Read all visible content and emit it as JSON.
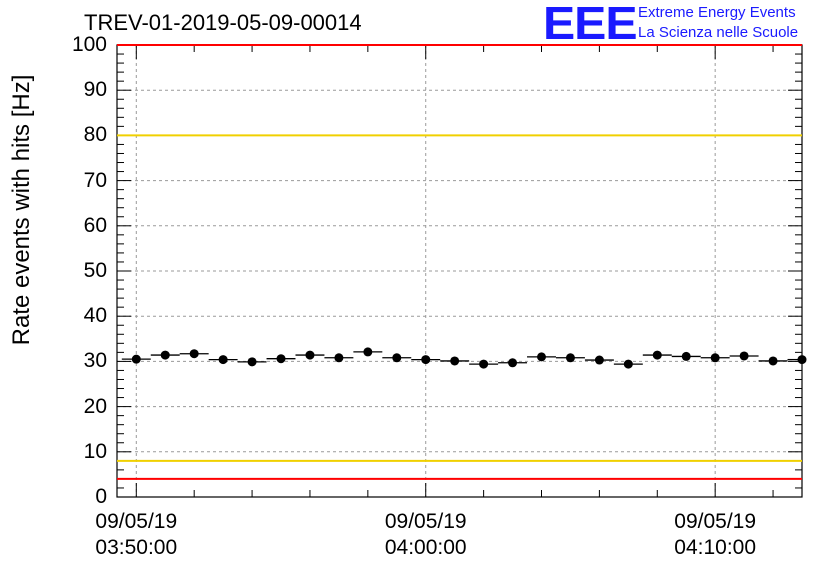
{
  "chart_data": {
    "type": "scatter",
    "title": "TREV-01-2019-05-09-00014",
    "ylabel": "Rate events with hits [Hz]",
    "xlabel": "",
    "ylim": [
      0,
      100
    ],
    "x_axis_type": "time",
    "x_range": [
      "2019-05-09 03:49:20",
      "2019-05-09 04:13:00"
    ],
    "x_ticks": [
      {
        "date": "09/05/19",
        "time": "03:50:00"
      },
      {
        "date": "09/05/19",
        "time": "04:00:00"
      },
      {
        "date": "09/05/19",
        "time": "04:10:00"
      }
    ],
    "y_ticks": [
      "0",
      "10",
      "20",
      "30",
      "40",
      "50",
      "60",
      "70",
      "80",
      "90",
      "100"
    ],
    "grid": true,
    "reference_lines": [
      {
        "y": 100,
        "color": "#ff0000"
      },
      {
        "y": 80,
        "color": "#f0d000"
      },
      {
        "y": 8,
        "color": "#f0d000"
      },
      {
        "y": 4,
        "color": "#ff0000"
      }
    ],
    "series": [
      {
        "marker_color": "#000000",
        "points": [
          {
            "x": "2019-05-09 03:50:00",
            "y": 30.5
          },
          {
            "x": "2019-05-09 03:51:00",
            "y": 31.4
          },
          {
            "x": "2019-05-09 03:52:00",
            "y": 31.7
          },
          {
            "x": "2019-05-09 03:53:00",
            "y": 30.4
          },
          {
            "x": "2019-05-09 03:54:00",
            "y": 29.9
          },
          {
            "x": "2019-05-09 03:55:00",
            "y": 30.6
          },
          {
            "x": "2019-05-09 03:56:00",
            "y": 31.4
          },
          {
            "x": "2019-05-09 03:57:00",
            "y": 30.8
          },
          {
            "x": "2019-05-09 03:58:00",
            "y": 32.1
          },
          {
            "x": "2019-05-09 03:59:00",
            "y": 30.8
          },
          {
            "x": "2019-05-09 04:00:00",
            "y": 30.4
          },
          {
            "x": "2019-05-09 04:01:00",
            "y": 30.1
          },
          {
            "x": "2019-05-09 04:02:00",
            "y": 29.4
          },
          {
            "x": "2019-05-09 04:03:00",
            "y": 29.7
          },
          {
            "x": "2019-05-09 04:04:00",
            "y": 31.0
          },
          {
            "x": "2019-05-09 04:05:00",
            "y": 30.8
          },
          {
            "x": "2019-05-09 04:06:00",
            "y": 30.3
          },
          {
            "x": "2019-05-09 04:07:00",
            "y": 29.4
          },
          {
            "x": "2019-05-09 04:08:00",
            "y": 31.4
          },
          {
            "x": "2019-05-09 04:09:00",
            "y": 31.1
          },
          {
            "x": "2019-05-09 04:10:00",
            "y": 30.8
          },
          {
            "x": "2019-05-09 04:11:00",
            "y": 31.2
          },
          {
            "x": "2019-05-09 04:12:00",
            "y": 30.1
          },
          {
            "x": "2019-05-09 04:13:00",
            "y": 30.4
          }
        ]
      }
    ]
  },
  "logo": {
    "text": "EEE",
    "line1": "Extreme Energy Events",
    "line2": "La Scienza nelle Scuole",
    "color": "#1a1aff"
  }
}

----

__Work to do__:
Take the listing and print it again exactly, but without any pictures.

__Final result__:
Read all visible content and emit it as JSON.
{
  "chart_data": {
    "type": "scatter",
    "title": "TREV-01-2019-05-09-00014",
    "ylabel": "Rate events with hits [Hz]",
    "xlabel": "",
    "ylim": [
      0,
      100
    ],
    "x_axis_type": "time",
    "x_range": [
      "2019-05-09 03:49:20",
      "2019-05-09 04:13:00"
    ],
    "x_ticks": [
      {
        "date": "09/05/19",
        "time": "03:50:00"
      },
      {
        "date": "09/05/19",
        "time": "04:00:00"
      },
      {
        "date": "09/05/19",
        "time": "04:10:00"
      }
    ],
    "y_ticks": [
      "0",
      "10",
      "20",
      "30",
      "40",
      "50",
      "60",
      "70",
      "80",
      "90",
      "100"
    ],
    "grid": true,
    "reference_lines": [
      {
        "y": 100,
        "color": "#ff0000"
      },
      {
        "y": 80,
        "color": "#f0d000"
      },
      {
        "y": 8,
        "color": "#f0d000"
      },
      {
        "y": 4,
        "color": "#ff0000"
      }
    ],
    "series": [
      {
        "marker_color": "#000000",
        "points": [
          {
            "x": "2019-05-09 03:50:00",
            "y": 30.5
          },
          {
            "x": "2019-05-09 03:51:00",
            "y": 31.4
          },
          {
            "x": "2019-05-09 03:52:00",
            "y": 31.7
          },
          {
            "x": "2019-05-09 03:53:00",
            "y": 30.4
          },
          {
            "x": "2019-05-09 03:54:00",
            "y": 29.9
          },
          {
            "x": "2019-05-09 03:55:00",
            "y": 30.6
          },
          {
            "x": "2019-05-09 03:56:00",
            "y": 31.4
          },
          {
            "x": "2019-05-09 03:57:00",
            "y": 30.8
          },
          {
            "x": "2019-05-09 03:58:00",
            "y": 32.1
          },
          {
            "x": "2019-05-09 03:59:00",
            "y": 30.8
          },
          {
            "x": "2019-05-09 04:00:00",
            "y": 30.4
          },
          {
            "x": "2019-05-09 04:01:00",
            "y": 30.1
          },
          {
            "x": "2019-05-09 04:02:00",
            "y": 29.4
          },
          {
            "x": "2019-05-09 04:03:00",
            "y": 29.7
          },
          {
            "x": "2019-05-09 04:04:00",
            "y": 31.0
          },
          {
            "x": "2019-05-09 04:05:00",
            "y": 30.8
          },
          {
            "x": "2019-05-09 04:06:00",
            "y": 30.3
          },
          {
            "x": "2019-05-09 04:07:00",
            "y": 29.4
          },
          {
            "x": "2019-05-09 04:08:00",
            "y": 31.4
          },
          {
            "x": "2019-05-09 04:09:00",
            "y": 31.1
          },
          {
            "x": "2019-05-09 04:10:00",
            "y": 30.8
          },
          {
            "x": "2019-05-09 04:11:00",
            "y": 31.2
          },
          {
            "x": "2019-05-09 04:12:00",
            "y": 30.1
          },
          {
            "x": "2019-05-09 04:13:00",
            "y": 30.4
          }
        ]
      }
    ]
  },
  "logo": {
    "text": "EEE",
    "line1": "Extreme Energy Events",
    "line2": "La Scienza nelle Scuole",
    "color": "#1a1aff"
  }
}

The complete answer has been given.